__THE PROBLEM__:
Set every line down exactly, from the one that has "Give me a plain-text" through the final one, and keep the pictures out.

__STORED RECORDS__:
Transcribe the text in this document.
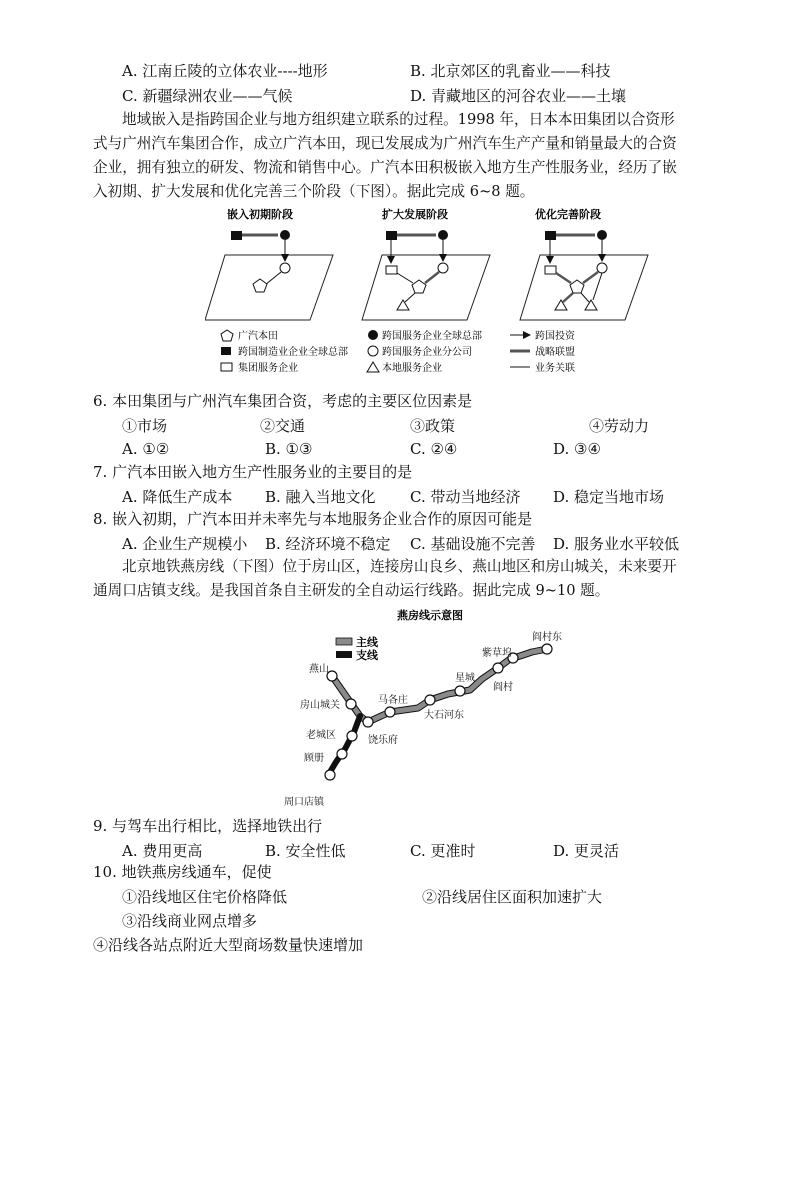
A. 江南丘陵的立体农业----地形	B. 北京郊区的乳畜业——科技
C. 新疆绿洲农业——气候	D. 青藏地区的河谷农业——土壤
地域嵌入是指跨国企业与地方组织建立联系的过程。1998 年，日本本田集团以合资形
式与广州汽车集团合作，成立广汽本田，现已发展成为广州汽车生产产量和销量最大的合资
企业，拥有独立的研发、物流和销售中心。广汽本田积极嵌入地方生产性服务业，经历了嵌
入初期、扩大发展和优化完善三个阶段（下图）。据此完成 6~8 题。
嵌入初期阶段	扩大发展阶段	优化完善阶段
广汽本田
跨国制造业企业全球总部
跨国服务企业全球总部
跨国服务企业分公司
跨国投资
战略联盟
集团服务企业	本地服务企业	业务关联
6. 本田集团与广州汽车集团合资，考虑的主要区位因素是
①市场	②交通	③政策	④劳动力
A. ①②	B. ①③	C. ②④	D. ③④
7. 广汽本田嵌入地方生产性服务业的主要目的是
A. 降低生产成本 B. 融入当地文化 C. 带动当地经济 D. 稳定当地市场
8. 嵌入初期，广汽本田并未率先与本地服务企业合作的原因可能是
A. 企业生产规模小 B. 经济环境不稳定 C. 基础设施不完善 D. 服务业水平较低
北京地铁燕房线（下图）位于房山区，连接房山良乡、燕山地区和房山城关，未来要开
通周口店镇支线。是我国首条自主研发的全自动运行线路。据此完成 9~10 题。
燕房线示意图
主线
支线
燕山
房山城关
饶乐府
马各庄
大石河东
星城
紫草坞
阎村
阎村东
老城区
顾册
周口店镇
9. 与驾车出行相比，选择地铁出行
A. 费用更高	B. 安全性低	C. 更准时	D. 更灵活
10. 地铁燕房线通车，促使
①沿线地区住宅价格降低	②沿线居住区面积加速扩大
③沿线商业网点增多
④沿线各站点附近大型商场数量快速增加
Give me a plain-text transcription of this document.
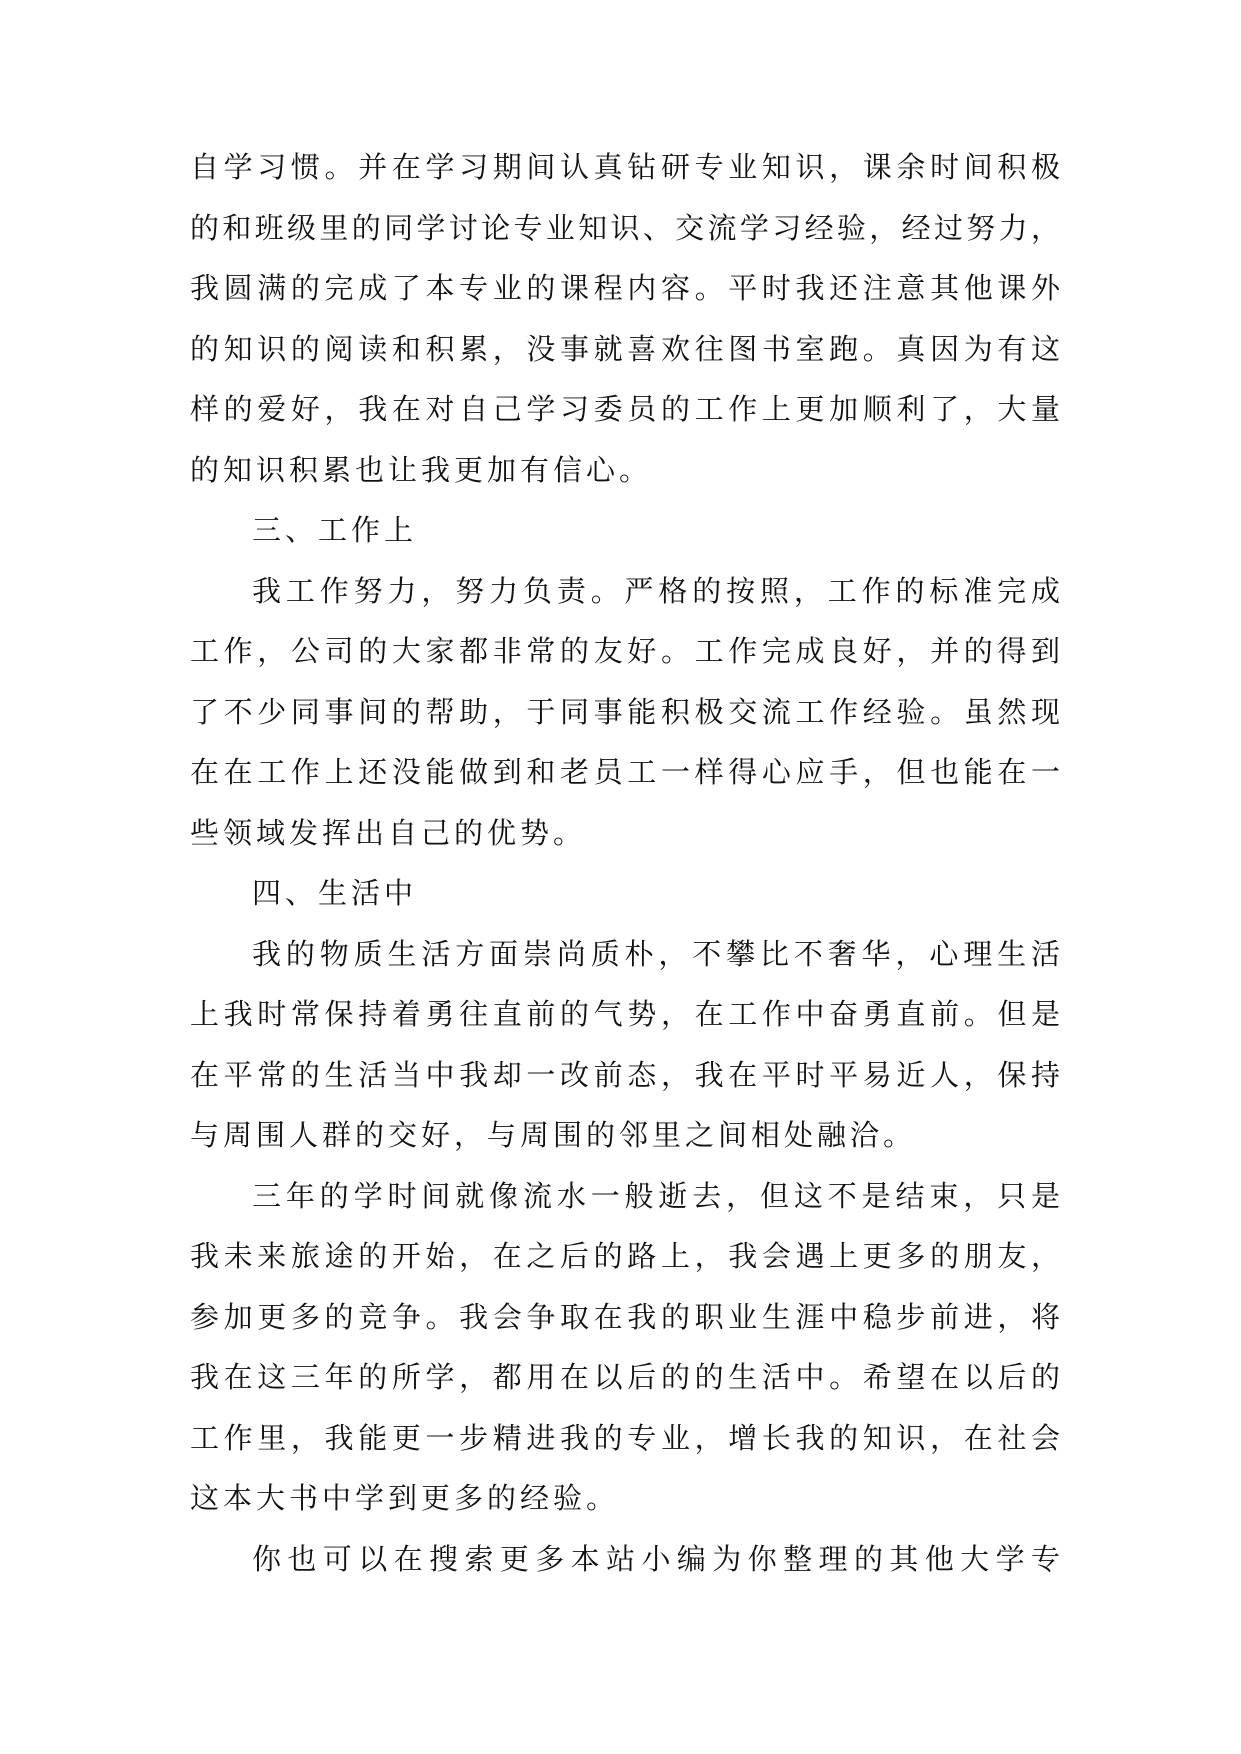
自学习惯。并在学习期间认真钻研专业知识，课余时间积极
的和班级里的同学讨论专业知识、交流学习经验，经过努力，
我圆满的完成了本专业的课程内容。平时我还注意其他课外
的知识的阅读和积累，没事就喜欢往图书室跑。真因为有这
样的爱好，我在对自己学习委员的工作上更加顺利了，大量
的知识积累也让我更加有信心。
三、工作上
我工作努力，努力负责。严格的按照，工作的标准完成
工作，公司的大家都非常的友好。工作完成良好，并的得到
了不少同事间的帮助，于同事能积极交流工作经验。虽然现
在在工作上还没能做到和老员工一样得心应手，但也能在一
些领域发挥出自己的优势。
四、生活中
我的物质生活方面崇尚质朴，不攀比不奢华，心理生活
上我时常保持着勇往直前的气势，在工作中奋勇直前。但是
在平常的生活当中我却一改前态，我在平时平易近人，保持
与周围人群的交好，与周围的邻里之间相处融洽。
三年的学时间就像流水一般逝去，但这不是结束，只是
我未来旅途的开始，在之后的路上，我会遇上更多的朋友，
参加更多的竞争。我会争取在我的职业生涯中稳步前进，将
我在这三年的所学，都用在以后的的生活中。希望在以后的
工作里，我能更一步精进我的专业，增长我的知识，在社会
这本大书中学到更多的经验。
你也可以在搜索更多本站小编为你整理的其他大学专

__SOLUTION BELOW__:
Give me a plain-text transcription of this document.
自学习惯。并在学习期间认真钻研专业知识，课余时间积极
的和班级里的同学讨论专业知识、交流学习经验，经过努力，
我圆满的完成了本专业的课程内容。平时我还注意其他课外
的知识的阅读和积累，没事就喜欢往图书室跑。真因为有这
样的爱好，我在对自己学习委员的工作上更加顺利了，大量
的知识积累也让我更加有信心。
三、工作上
我工作努力，努力负责。严格的按照，工作的标准完成
工作，公司的大家都非常的友好。工作完成良好，并的得到
了不少同事间的帮助，于同事能积极交流工作经验。虽然现
在在工作上还没能做到和老员工一样得心应手，但也能在一
些领域发挥出自己的优势。
四、生活中
我的物质生活方面崇尚质朴，不攀比不奢华，心理生活
上我时常保持着勇往直前的气势，在工作中奋勇直前。但是
在平常的生活当中我却一改前态，我在平时平易近人，保持
与周围人群的交好，与周围的邻里之间相处融洽。
三年的学时间就像流水一般逝去，但这不是结束，只是
我未来旅途的开始，在之后的路上，我会遇上更多的朋友，
参加更多的竞争。我会争取在我的职业生涯中稳步前进，将
我在这三年的所学，都用在以后的的生活中。希望在以后的
工作里，我能更一步精进我的专业，增长我的知识，在社会
这本大书中学到更多的经验。
你也可以在搜索更多本站小编为你整理的其他大学专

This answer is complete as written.